Extracted data entries:
-- Begin --

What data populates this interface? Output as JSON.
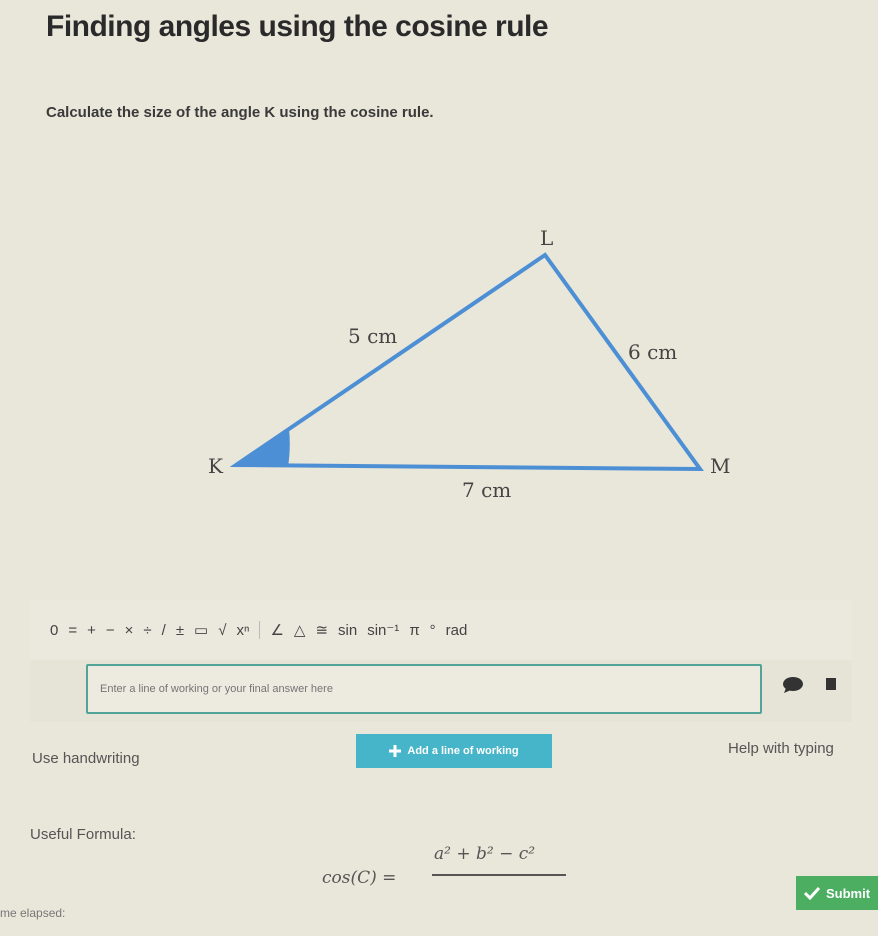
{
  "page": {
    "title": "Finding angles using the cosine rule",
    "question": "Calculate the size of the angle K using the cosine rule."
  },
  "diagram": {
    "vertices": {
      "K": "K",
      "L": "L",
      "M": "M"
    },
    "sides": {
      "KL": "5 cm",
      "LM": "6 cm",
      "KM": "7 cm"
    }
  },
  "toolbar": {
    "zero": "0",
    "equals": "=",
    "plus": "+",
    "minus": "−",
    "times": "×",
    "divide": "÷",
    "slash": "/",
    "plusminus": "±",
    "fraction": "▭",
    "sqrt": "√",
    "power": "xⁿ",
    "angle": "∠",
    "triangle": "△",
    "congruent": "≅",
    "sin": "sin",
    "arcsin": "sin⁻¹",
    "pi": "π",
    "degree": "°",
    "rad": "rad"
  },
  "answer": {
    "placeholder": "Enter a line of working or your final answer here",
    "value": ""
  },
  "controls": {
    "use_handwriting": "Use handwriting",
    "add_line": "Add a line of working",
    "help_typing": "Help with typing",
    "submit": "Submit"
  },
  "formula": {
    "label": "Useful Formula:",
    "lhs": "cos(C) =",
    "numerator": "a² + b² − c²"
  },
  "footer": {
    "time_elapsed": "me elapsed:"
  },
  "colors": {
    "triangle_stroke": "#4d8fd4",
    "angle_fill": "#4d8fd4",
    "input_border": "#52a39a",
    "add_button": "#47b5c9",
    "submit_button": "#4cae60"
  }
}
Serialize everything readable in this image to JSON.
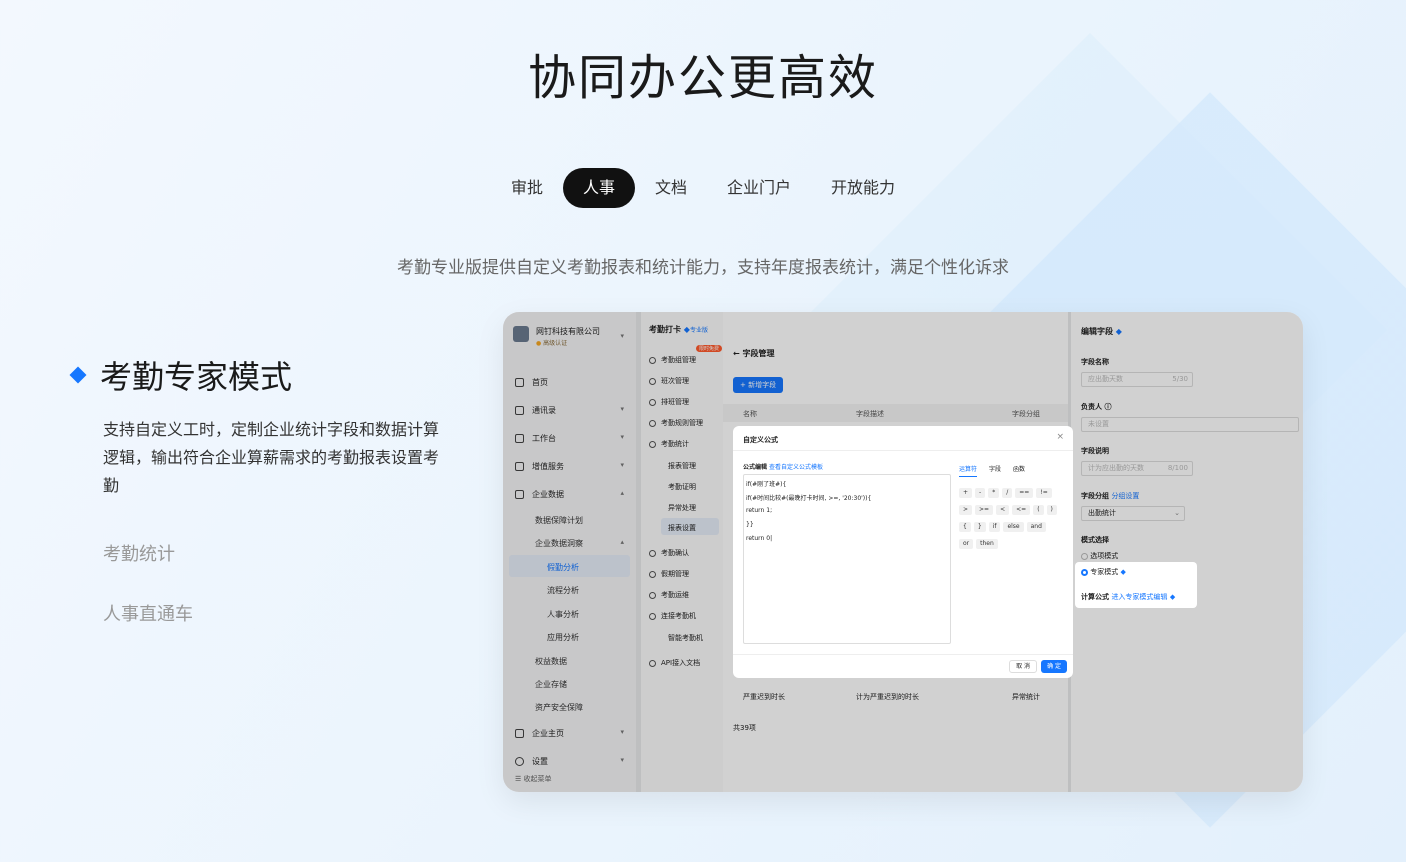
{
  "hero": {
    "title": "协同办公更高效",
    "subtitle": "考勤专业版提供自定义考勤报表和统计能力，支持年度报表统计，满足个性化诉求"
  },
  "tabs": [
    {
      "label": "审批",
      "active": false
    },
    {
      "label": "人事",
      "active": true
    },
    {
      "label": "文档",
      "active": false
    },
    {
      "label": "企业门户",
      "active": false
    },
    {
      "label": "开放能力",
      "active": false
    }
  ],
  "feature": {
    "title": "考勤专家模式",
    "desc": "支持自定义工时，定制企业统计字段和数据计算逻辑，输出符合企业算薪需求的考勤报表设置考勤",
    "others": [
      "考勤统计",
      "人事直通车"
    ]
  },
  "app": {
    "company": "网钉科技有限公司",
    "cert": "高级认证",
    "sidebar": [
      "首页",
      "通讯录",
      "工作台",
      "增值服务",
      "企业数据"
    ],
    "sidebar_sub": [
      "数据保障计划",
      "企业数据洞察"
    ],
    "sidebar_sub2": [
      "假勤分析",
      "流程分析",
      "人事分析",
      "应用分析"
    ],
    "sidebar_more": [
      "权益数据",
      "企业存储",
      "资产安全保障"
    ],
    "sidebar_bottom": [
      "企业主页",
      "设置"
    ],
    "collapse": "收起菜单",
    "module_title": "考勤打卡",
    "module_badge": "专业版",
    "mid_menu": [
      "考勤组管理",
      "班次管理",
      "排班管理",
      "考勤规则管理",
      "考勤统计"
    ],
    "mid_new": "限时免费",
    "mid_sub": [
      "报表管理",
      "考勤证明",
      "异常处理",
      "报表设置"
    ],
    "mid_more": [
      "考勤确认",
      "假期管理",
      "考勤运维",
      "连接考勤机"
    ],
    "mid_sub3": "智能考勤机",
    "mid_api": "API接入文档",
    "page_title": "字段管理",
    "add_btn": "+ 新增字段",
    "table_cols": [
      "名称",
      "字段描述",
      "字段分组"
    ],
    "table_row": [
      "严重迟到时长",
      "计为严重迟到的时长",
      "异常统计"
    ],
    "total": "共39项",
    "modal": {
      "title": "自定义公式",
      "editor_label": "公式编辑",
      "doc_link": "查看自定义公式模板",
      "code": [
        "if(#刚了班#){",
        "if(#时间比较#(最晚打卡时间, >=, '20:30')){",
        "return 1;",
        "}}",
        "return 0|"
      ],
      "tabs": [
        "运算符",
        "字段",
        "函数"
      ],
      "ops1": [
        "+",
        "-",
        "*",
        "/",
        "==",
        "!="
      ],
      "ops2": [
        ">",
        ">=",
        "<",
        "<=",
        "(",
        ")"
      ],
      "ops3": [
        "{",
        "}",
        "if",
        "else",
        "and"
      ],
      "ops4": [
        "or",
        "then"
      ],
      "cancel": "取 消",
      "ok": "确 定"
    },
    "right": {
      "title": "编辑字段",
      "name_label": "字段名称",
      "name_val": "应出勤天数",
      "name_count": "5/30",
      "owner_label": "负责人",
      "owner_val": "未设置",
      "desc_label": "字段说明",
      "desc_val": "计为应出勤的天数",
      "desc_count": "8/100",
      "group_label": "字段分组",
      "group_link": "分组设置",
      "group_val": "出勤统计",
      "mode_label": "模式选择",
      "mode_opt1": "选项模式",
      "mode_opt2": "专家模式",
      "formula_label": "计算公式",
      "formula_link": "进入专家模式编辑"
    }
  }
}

-- End --

- [JOB] Repeat the records in full, exactly as they appear, without the pictures.

- [RESPONSE FOR THIS EXERCISE]
What data populates this interface? Output as JSON.
{
  "page": {
    "title": "Finding angles using the cosine rule",
    "question": "Calculate the size of the angle K using the cosine rule."
  },
  "diagram": {
    "vertices": {
      "K": "K",
      "L": "L",
      "M": "M"
    },
    "sides": {
      "KL": "5 cm",
      "LM": "6 cm",
      "KM": "7 cm"
    }
  },
  "toolbar": {
    "zero": "0",
    "equals": "=",
    "plus": "+",
    "minus": "−",
    "times": "×",
    "divide": "÷",
    "slash": "/",
    "plusminus": "±",
    "fraction": "▭",
    "sqrt": "√",
    "power": "xⁿ",
    "angle": "∠",
    "triangle": "△",
    "congruent": "≅",
    "sin": "sin",
    "arcsin": "sin⁻¹",
    "pi": "π",
    "degree": "°",
    "rad": "rad"
  },
  "answer": {
    "placeholder": "Enter a line of working or your final answer here",
    "value": ""
  },
  "controls": {
    "use_handwriting": "Use handwriting",
    "add_line": "Add a line of working",
    "help_typing": "Help with typing",
    "submit": "Submit"
  },
  "formula": {
    "label": "Useful Formula:",
    "lhs": "cos(C) =",
    "numerator": "a² + b² − c²"
  },
  "footer": {
    "time_elapsed": "me elapsed:"
  },
  "colors": {
    "triangle_stroke": "#4d8fd4",
    "angle_fill": "#4d8fd4",
    "input_border": "#52a39a",
    "add_button": "#47b5c9",
    "submit_button": "#4cae60"
  }
}
Serialize everything readable in this image to JSON.
{
  "hero": {
    "title": "协同办公更高效",
    "subtitle": "考勤专业版提供自定义考勤报表和统计能力，支持年度报表统计，满足个性化诉求"
  },
  "tabs": [
    {
      "label": "审批",
      "active": false
    },
    {
      "label": "人事",
      "active": true
    },
    {
      "label": "文档",
      "active": false
    },
    {
      "label": "企业门户",
      "active": false
    },
    {
      "label": "开放能力",
      "active": false
    }
  ],
  "feature": {
    "title": "考勤专家模式",
    "desc": "支持自定义工时，定制企业统计字段和数据计算逻辑，输出符合企业算薪需求的考勤报表设置考勤",
    "others": [
      "考勤统计",
      "人事直通车"
    ]
  },
  "app": {
    "company": "网钉科技有限公司",
    "cert": "高级认证",
    "sidebar": [
      "首页",
      "通讯录",
      "工作台",
      "增值服务",
      "企业数据"
    ],
    "sidebar_sub": [
      "数据保障计划",
      "企业数据洞察"
    ],
    "sidebar_sub2": [
      "假勤分析",
      "流程分析",
      "人事分析",
      "应用分析"
    ],
    "sidebar_more": [
      "权益数据",
      "企业存储",
      "资产安全保障"
    ],
    "sidebar_bottom": [
      "企业主页",
      "设置"
    ],
    "collapse": "收起菜单",
    "module_title": "考勤打卡",
    "module_badge": "专业版",
    "mid_menu": [
      "考勤组管理",
      "班次管理",
      "排班管理",
      "考勤规则管理",
      "考勤统计"
    ],
    "mid_new": "限时免费",
    "mid_sub": [
      "报表管理",
      "考勤证明",
      "异常处理",
      "报表设置"
    ],
    "mid_more": [
      "考勤确认",
      "假期管理",
      "考勤运维",
      "连接考勤机"
    ],
    "mid_sub3": "智能考勤机",
    "mid_api": "API接入文档",
    "page_title": "字段管理",
    "add_btn": "+ 新增字段",
    "table_cols": [
      "名称",
      "字段描述",
      "字段分组"
    ],
    "table_row": [
      "严重迟到时长",
      "计为严重迟到的时长",
      "异常统计"
    ],
    "total": "共39项",
    "modal": {
      "title": "自定义公式",
      "editor_label": "公式编辑",
      "doc_link": "查看自定义公式模板",
      "code": [
        "if(#刚了班#){",
        "if(#时间比较#(最晚打卡时间, >=, '20:30')){",
        "return 1;",
        "}}",
        "return 0|"
      ],
      "tabs": [
        "运算符",
        "字段",
        "函数"
      ],
      "ops1": [
        "+",
        "-",
        "*",
        "/",
        "==",
        "!="
      ],
      "ops2": [
        ">",
        ">=",
        "<",
        "<=",
        "(",
        ")"
      ],
      "ops3": [
        "{",
        "}",
        "if",
        "else",
        "and"
      ],
      "ops4": [
        "or",
        "then"
      ],
      "cancel": "取 消",
      "ok": "确 定"
    },
    "right": {
      "title": "编辑字段",
      "name_label": "字段名称",
      "name_val": "应出勤天数",
      "name_count": "5/30",
      "owner_label": "负责人",
      "owner_val": "未设置",
      "desc_label": "字段说明",
      "desc_val": "计为应出勤的天数",
      "desc_count": "8/100",
      "group_label": "字段分组",
      "group_link": "分组设置",
      "group_val": "出勤统计",
      "mode_label": "模式选择",
      "mode_opt1": "选项模式",
      "mode_opt2": "专家模式",
      "formula_label": "计算公式",
      "formula_link": "进入专家模式编辑"
    }
  }
}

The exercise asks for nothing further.